◆ Exercise:
Please retype the records below exactly, leaving out any pictures.

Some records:
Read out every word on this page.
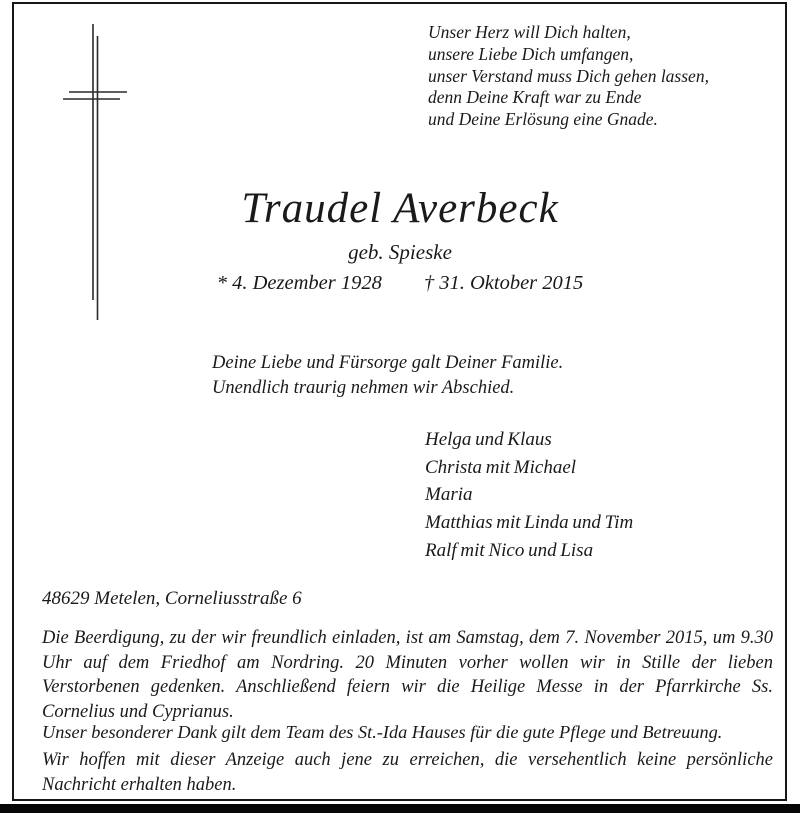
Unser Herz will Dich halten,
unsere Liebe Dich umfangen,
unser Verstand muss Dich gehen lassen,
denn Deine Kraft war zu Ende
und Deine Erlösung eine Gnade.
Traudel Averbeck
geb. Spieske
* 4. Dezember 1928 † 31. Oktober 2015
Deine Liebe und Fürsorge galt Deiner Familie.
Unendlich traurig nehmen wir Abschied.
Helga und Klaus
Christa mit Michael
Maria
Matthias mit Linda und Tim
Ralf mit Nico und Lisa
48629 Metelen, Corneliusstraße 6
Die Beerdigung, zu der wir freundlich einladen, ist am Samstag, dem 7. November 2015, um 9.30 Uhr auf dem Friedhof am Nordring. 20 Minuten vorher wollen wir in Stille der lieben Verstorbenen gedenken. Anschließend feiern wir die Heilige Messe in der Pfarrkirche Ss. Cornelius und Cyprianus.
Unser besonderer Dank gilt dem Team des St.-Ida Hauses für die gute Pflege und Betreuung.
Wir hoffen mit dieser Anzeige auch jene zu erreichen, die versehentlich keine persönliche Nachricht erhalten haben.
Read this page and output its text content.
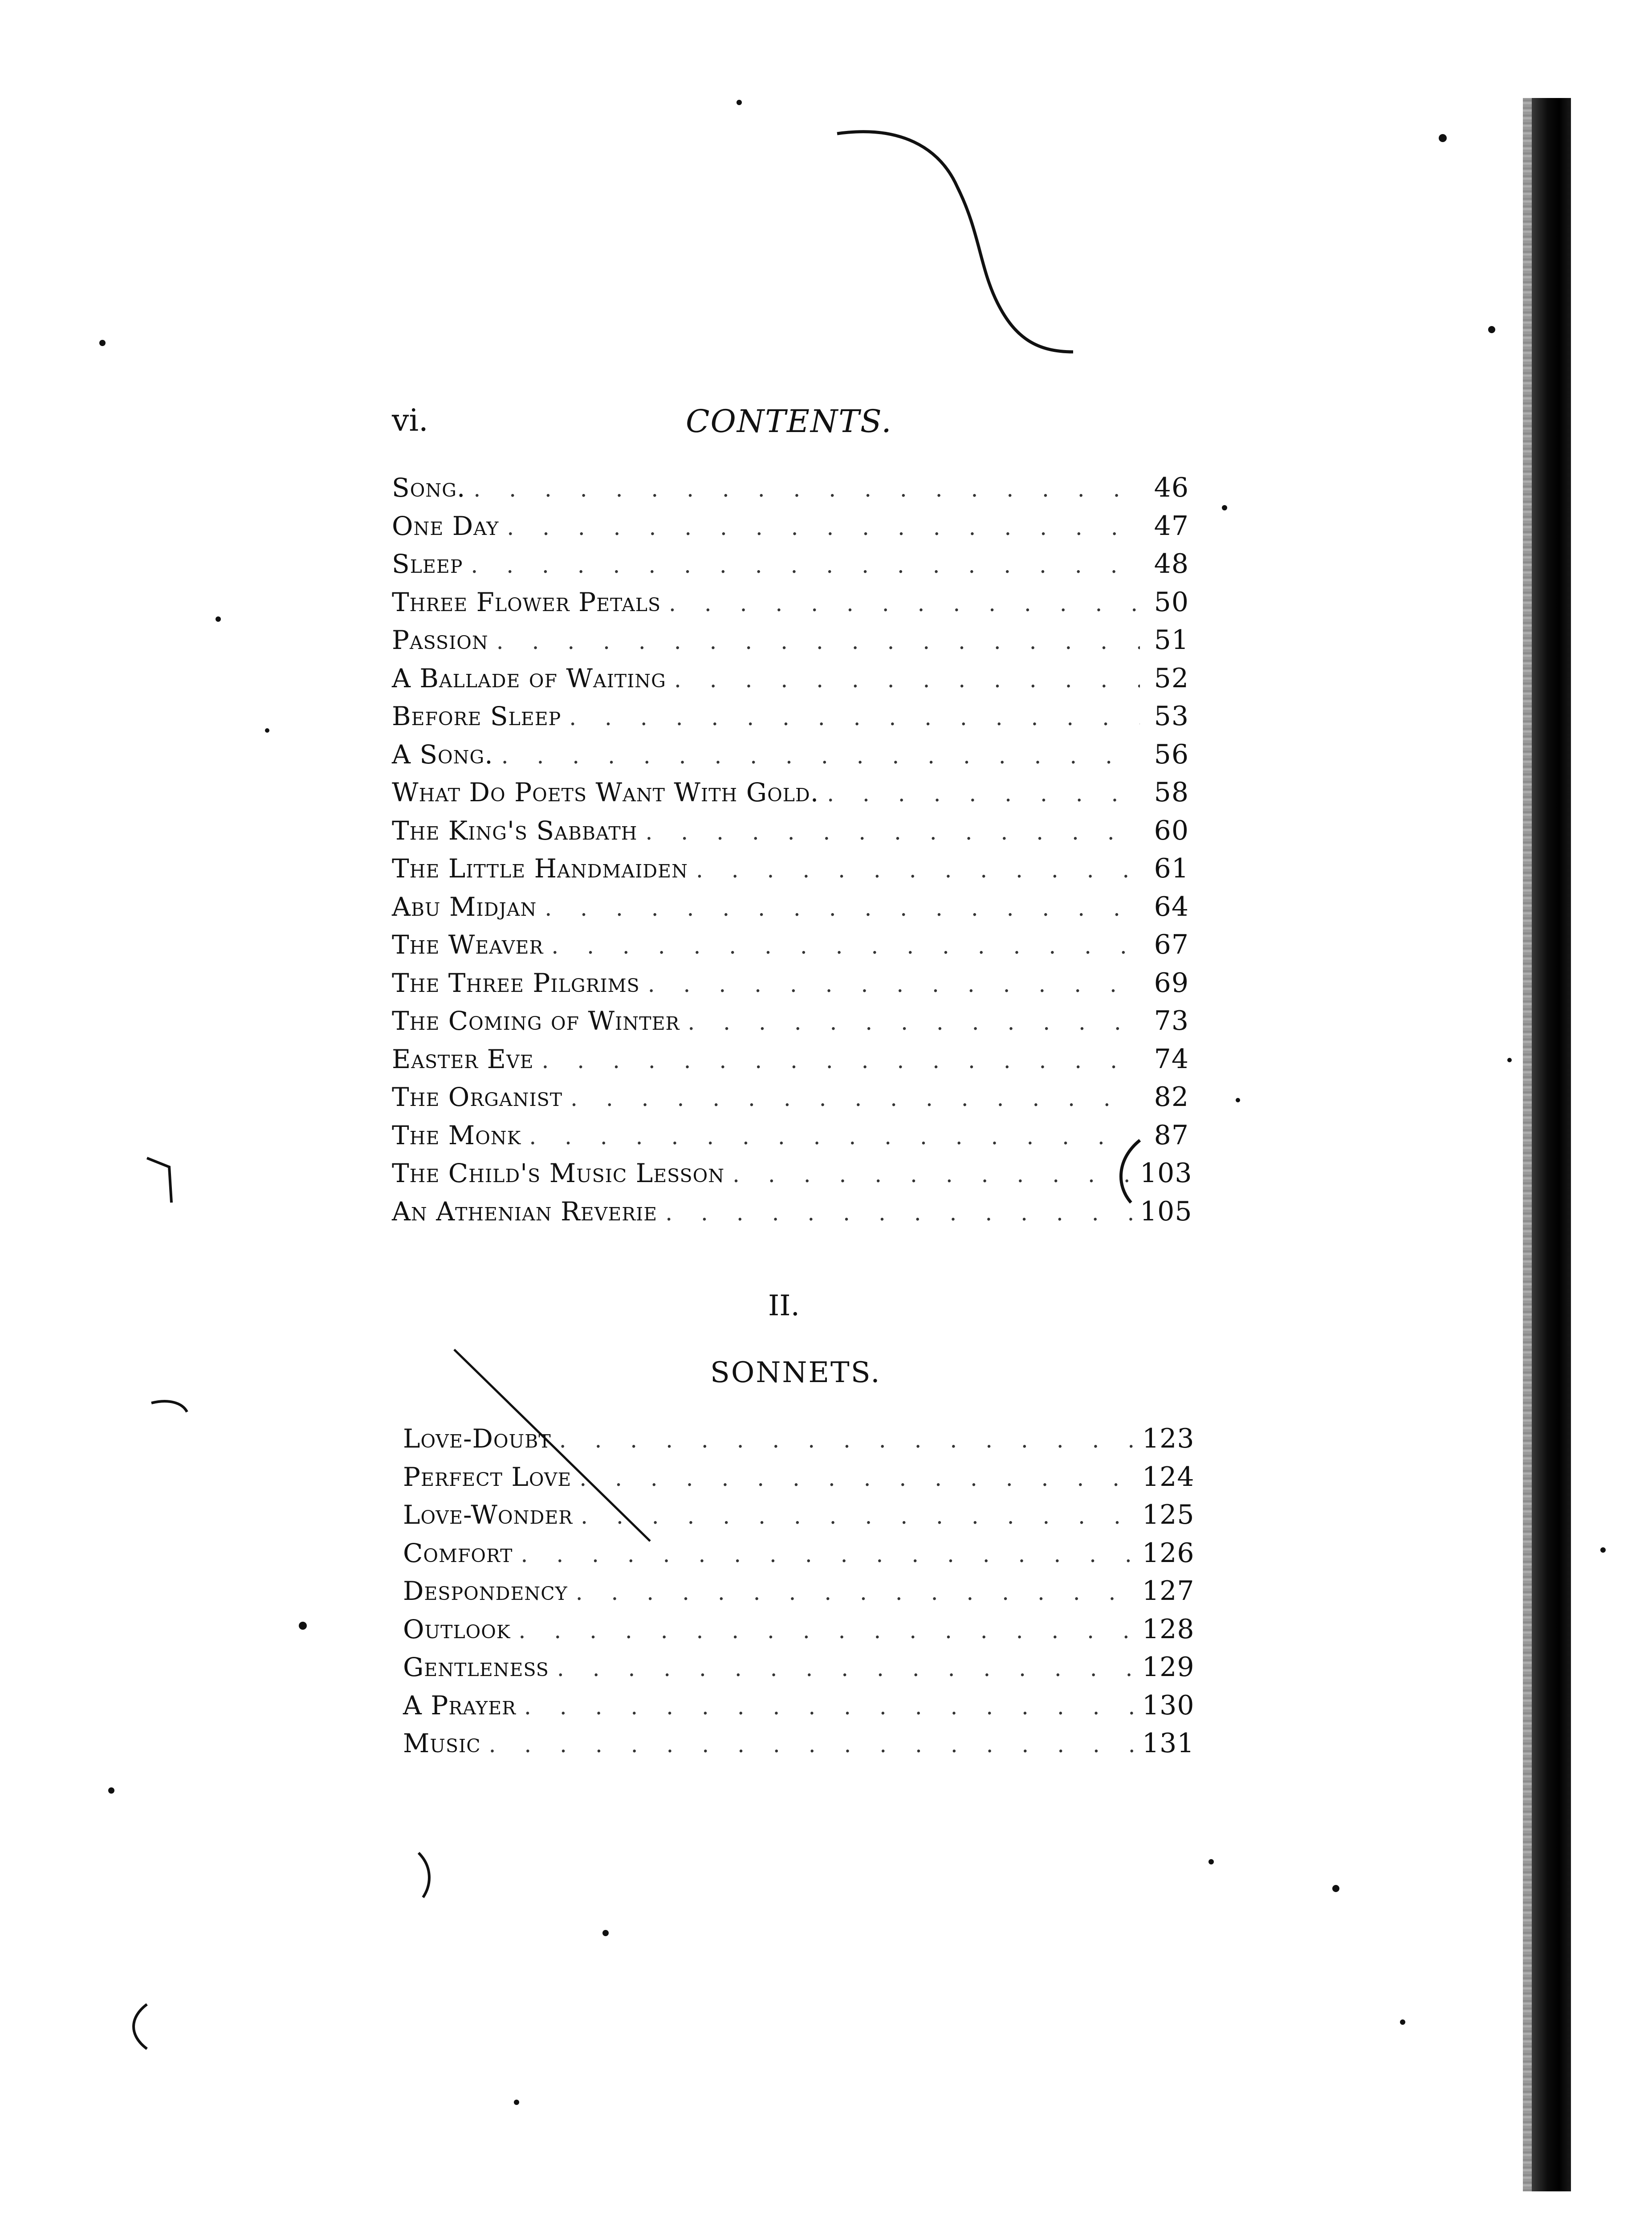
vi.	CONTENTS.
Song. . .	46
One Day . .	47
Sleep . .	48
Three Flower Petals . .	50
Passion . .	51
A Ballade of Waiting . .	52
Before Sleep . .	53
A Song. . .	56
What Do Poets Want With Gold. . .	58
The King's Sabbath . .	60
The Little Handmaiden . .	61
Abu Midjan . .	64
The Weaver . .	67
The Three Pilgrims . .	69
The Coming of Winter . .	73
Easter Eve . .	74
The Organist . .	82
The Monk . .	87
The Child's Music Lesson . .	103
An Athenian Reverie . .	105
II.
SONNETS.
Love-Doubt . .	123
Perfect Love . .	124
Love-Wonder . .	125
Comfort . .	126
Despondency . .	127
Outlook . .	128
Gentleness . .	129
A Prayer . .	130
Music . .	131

◆ Written response:
Read out every word on this page.
Unser Herz will Dich halten,
unsere Liebe Dich umfangen,
unser Verstand muss Dich gehen lassen,
denn Deine Kraft war zu Ende
und Deine Erlösung eine Gnade.
Traudel Averbeck
geb. Spieske
* 4. Dezember 1928 † 31. Oktober 2015
Deine Liebe und Fürsorge galt Deiner Familie.
Unendlich traurig nehmen wir Abschied.
Helga und Klaus
Christa mit Michael
Maria
Matthias mit Linda und Tim
Ralf mit Nico und Lisa
48629 Metelen, Corneliusstraße 6
Die Beerdigung, zu der wir freundlich einladen, ist am Samstag, dem 7. November 2015, um 9.30 Uhr auf dem Friedhof am Nordring. 20 Minuten vorher wollen wir in Stille der lieben Verstorbenen gedenken. Anschließend feiern wir die Heilige Messe in der Pfarrkirche Ss. Cornelius und Cyprianus.
Unser besonderer Dank gilt dem Team des St.-Ida Hauses für die gute Pflege und Betreuung.
Wir hoffen mit dieser Anzeige auch jene zu erreichen, die versehentlich keine persönliche Nachricht erhalten haben.
Read this page and output its text content.
vi.	CONTENTS.
Song. . .	46
One Day . .	47
Sleep . .	48
Three Flower Petals . .	50
Passion . .	51
A Ballade of Waiting . .	52
Before Sleep . .	53
A Song. . .	56
What Do Poets Want With Gold. . .	58
The King's Sabbath . .	60
The Little Handmaiden . .	61
Abu Midjan . .	64
The Weaver . .	67
The Three Pilgrims . .	69
The Coming of Winter . .	73
Easter Eve . .	74
The Organist . .	82
The Monk . .	87
The Child's Music Lesson . .	103
An Athenian Reverie . .	105
II.
SONNETS.
Love-Doubt . .	123
Perfect Love . .	124
Love-Wonder . .	125
Comfort . .	126
Despondency . .	127
Outlook . .	128
Gentleness . .	129
A Prayer . .	130
Music . .	131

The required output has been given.